======== STORED DATA

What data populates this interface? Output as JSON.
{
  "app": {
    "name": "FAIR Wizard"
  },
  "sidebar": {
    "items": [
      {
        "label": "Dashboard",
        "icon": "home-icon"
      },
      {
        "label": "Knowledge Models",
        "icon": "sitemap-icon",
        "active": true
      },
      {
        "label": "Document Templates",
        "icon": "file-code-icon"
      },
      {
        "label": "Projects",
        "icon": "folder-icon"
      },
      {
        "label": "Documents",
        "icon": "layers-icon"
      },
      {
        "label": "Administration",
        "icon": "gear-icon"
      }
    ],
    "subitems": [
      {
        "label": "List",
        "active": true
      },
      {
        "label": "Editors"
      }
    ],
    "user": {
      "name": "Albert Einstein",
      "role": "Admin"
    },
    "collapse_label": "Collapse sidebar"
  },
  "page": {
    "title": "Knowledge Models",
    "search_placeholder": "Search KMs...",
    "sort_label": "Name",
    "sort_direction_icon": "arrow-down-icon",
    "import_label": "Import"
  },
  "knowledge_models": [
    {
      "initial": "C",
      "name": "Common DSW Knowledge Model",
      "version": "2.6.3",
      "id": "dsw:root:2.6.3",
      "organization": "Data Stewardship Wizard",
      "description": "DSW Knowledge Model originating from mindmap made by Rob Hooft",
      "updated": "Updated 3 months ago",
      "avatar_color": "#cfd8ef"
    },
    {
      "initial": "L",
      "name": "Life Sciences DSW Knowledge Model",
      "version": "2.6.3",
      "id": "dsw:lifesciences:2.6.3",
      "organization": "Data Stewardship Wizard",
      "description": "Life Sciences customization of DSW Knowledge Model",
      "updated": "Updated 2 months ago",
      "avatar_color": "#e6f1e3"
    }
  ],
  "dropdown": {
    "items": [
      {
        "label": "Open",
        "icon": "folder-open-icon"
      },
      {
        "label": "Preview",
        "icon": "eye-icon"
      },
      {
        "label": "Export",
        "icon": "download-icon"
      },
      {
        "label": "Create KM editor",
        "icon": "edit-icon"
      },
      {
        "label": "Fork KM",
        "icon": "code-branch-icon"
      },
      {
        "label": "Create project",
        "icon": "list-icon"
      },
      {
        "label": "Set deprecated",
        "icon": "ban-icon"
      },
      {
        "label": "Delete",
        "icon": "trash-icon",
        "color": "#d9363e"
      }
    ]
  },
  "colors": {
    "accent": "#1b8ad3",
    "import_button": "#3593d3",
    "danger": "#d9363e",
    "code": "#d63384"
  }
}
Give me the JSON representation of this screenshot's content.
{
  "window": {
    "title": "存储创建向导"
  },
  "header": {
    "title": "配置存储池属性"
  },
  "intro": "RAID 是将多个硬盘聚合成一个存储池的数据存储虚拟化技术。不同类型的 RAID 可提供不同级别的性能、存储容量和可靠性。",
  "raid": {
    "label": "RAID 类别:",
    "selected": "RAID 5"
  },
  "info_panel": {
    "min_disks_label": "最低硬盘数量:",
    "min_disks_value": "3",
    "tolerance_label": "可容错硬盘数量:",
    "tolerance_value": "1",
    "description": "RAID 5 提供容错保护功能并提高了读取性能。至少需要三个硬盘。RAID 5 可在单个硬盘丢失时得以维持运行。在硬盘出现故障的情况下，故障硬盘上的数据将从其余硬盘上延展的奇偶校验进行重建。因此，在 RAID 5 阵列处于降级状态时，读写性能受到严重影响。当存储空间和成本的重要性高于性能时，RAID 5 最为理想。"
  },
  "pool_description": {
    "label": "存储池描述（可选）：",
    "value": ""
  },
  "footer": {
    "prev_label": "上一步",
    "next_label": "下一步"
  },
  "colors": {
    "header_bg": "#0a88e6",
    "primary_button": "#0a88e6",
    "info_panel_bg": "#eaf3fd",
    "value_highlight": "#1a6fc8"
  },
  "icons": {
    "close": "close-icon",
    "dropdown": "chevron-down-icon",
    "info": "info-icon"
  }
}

================

All of the entries must be written out exactly as they stand.

→ **RIGHT ANSWER**:
What data populates this interface? Output as JSON.
{
  "app": {
    "name": "FAIR Wizard"
  },
  "sidebar": {
    "items": [
      {
        "label": "Dashboard",
        "icon": "home-icon"
      },
      {
        "label": "Knowledge Models",
        "icon": "sitemap-icon",
        "active": true
      },
      {
        "label": "Document Templates",
        "icon": "file-code-icon"
      },
      {
        "label": "Projects",
        "icon": "folder-icon"
      },
      {
        "label": "Documents",
        "icon": "layers-icon"
      },
      {
        "label": "Administration",
        "icon": "gear-icon"
      }
    ],
    "subitems": [
      {
        "label": "List",
        "active": true
      },
      {
        "label": "Editors"
      }
    ],
    "user": {
      "name": "Albert Einstein",
      "role": "Admin"
    },
    "collapse_label": "Collapse sidebar"
  },
  "page": {
    "title": "Knowledge Models",
    "search_placeholder": "Search KMs...",
    "sort_label": "Name",
    "sort_direction_icon": "arrow-down-icon",
    "import_label": "Import"
  },
  "knowledge_models": [
    {
      "initial": "C",
      "name": "Common DSW Knowledge Model",
      "version": "2.6.3",
      "id": "dsw:root:2.6.3",
      "organization": "Data Stewardship Wizard",
      "description": "DSW Knowledge Model originating from mindmap made by Rob Hooft",
      "updated": "Updated 3 months ago",
      "avatar_color": "#cfd8ef"
    },
    {
      "initial": "L",
      "name": "Life Sciences DSW Knowledge Model",
      "version": "2.6.3",
      "id": "dsw:lifesciences:2.6.3",
      "organization": "Data Stewardship Wizard",
      "description": "Life Sciences customization of DSW Knowledge Model",
      "updated": "Updated 2 months ago",
      "avatar_color": "#e6f1e3"
    }
  ],
  "dropdown": {
    "items": [
      {
        "label": "Open",
        "icon": "folder-open-icon"
      },
      {
        "label": "Preview",
        "icon": "eye-icon"
      },
      {
        "label": "Export",
        "icon": "download-icon"
      },
      {
        "label": "Create KM editor",
        "icon": "edit-icon"
      },
      {
        "label": "Fork KM",
        "icon": "code-branch-icon"
      },
      {
        "label": "Create project",
        "icon": "list-icon"
      },
      {
        "label": "Set deprecated",
        "icon": "ban-icon"
      },
      {
        "label": "Delete",
        "icon": "trash-icon",
        "color": "#d9363e"
      }
    ]
  },
  "colors": {
    "accent": "#1b8ad3",
    "import_button": "#3593d3",
    "danger": "#d9363e",
    "code": "#d63384"
  }
}
Give me the JSON representation of this screenshot's content.
{
  "window": {
    "title": "存储创建向导"
  },
  "header": {
    "title": "配置存储池属性"
  },
  "intro": "RAID 是将多个硬盘聚合成一个存储池的数据存储虚拟化技术。不同类型的 RAID 可提供不同级别的性能、存储容量和可靠性。",
  "raid": {
    "label": "RAID 类别:",
    "selected": "RAID 5"
  },
  "info_panel": {
    "min_disks_label": "最低硬盘数量:",
    "min_disks_value": "3",
    "tolerance_label": "可容错硬盘数量:",
    "tolerance_value": "1",
    "description": "RAID 5 提供容错保护功能并提高了读取性能。至少需要三个硬盘。RAID 5 可在单个硬盘丢失时得以维持运行。在硬盘出现故障的情况下，故障硬盘上的数据将从其余硬盘上延展的奇偶校验进行重建。因此，在 RAID 5 阵列处于降级状态时，读写性能受到严重影响。当存储空间和成本的重要性高于性能时，RAID 5 最为理想。"
  },
  "pool_description": {
    "label": "存储池描述（可选）：",
    "value": ""
  },
  "footer": {
    "prev_label": "上一步",
    "next_label": "下一步"
  },
  "colors": {
    "header_bg": "#0a88e6",
    "primary_button": "#0a88e6",
    "info_panel_bg": "#eaf3fd",
    "value_highlight": "#1a6fc8"
  },
  "icons": {
    "close": "close-icon",
    "dropdown": "chevron-down-icon",
    "info": "info-icon"
  }
}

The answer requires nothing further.